-- Problem to work on --
Set every record down verbatim and omit the pictures.

──────── Records for the task

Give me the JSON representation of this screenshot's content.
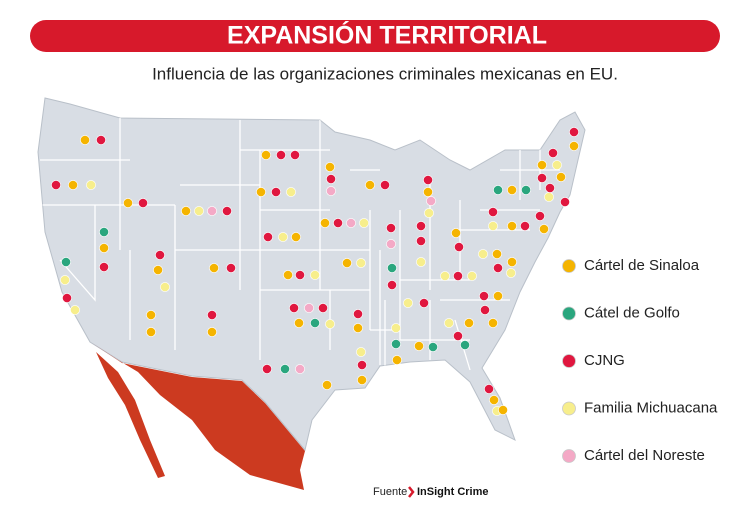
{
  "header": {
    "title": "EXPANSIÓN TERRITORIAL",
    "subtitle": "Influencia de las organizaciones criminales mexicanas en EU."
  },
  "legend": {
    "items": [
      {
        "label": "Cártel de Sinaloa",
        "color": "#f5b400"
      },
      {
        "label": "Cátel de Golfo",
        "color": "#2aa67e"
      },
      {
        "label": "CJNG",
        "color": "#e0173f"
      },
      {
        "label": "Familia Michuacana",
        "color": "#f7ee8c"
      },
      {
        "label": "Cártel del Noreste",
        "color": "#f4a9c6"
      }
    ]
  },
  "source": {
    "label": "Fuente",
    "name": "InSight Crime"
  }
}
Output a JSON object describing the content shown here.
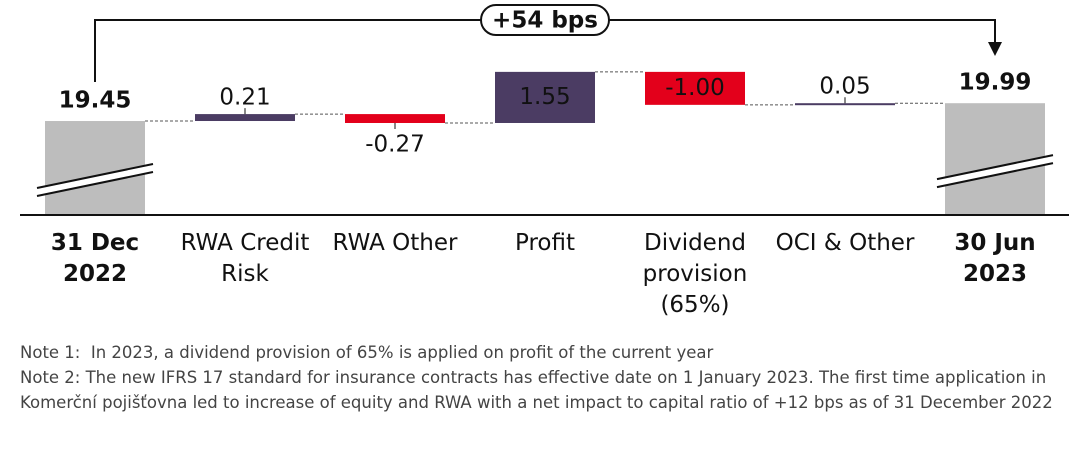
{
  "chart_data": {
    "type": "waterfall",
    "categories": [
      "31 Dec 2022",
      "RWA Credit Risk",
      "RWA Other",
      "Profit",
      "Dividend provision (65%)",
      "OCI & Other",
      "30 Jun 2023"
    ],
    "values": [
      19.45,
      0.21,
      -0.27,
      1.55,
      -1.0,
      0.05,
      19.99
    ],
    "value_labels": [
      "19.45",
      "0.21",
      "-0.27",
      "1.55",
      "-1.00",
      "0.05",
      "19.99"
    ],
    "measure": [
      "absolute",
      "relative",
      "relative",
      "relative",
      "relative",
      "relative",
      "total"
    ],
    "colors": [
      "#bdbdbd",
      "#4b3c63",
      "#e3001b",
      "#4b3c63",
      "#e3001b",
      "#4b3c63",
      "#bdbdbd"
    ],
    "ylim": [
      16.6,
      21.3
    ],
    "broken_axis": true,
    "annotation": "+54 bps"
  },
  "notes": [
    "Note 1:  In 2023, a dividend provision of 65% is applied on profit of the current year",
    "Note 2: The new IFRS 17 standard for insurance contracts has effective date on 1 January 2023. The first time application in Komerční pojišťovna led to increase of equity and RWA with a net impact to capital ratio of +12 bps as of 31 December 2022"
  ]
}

────────────────

-- Exercise answer --
Give me the JSON representation of this screenshot's content.
{
  "header": {
    "title": "EXPANSIÓN TERRITORIAL",
    "subtitle": "Influencia de las organizaciones criminales mexicanas en EU."
  },
  "legend": {
    "items": [
      {
        "label": "Cártel de Sinaloa",
        "color": "#f5b400"
      },
      {
        "label": "Cátel de Golfo",
        "color": "#2aa67e"
      },
      {
        "label": "CJNG",
        "color": "#e0173f"
      },
      {
        "label": "Familia Michuacana",
        "color": "#f7ee8c"
      },
      {
        "label": "Cártel del Noreste",
        "color": "#f4a9c6"
      }
    ]
  },
  "source": {
    "label": "Fuente",
    "name": "InSight Crime"
  }
}
Output a JSON object describing the content shown here.
{
  "chart_data": {
    "type": "waterfall",
    "categories": [
      "31 Dec 2022",
      "RWA Credit Risk",
      "RWA Other",
      "Profit",
      "Dividend provision (65%)",
      "OCI & Other",
      "30 Jun 2023"
    ],
    "values": [
      19.45,
      0.21,
      -0.27,
      1.55,
      -1.0,
      0.05,
      19.99
    ],
    "value_labels": [
      "19.45",
      "0.21",
      "-0.27",
      "1.55",
      "-1.00",
      "0.05",
      "19.99"
    ],
    "measure": [
      "absolute",
      "relative",
      "relative",
      "relative",
      "relative",
      "relative",
      "total"
    ],
    "colors": [
      "#bdbdbd",
      "#4b3c63",
      "#e3001b",
      "#4b3c63",
      "#e3001b",
      "#4b3c63",
      "#bdbdbd"
    ],
    "ylim": [
      16.6,
      21.3
    ],
    "broken_axis": true,
    "annotation": "+54 bps"
  },
  "notes": [
    "Note 1:  In 2023, a dividend provision of 65% is applied on profit of the current year",
    "Note 2: The new IFRS 17 standard for insurance contracts has effective date on 1 January 2023. The first time application in Komerční pojišťovna led to increase of equity and RWA with a net impact to capital ratio of +12 bps as of 31 December 2022"
  ]
}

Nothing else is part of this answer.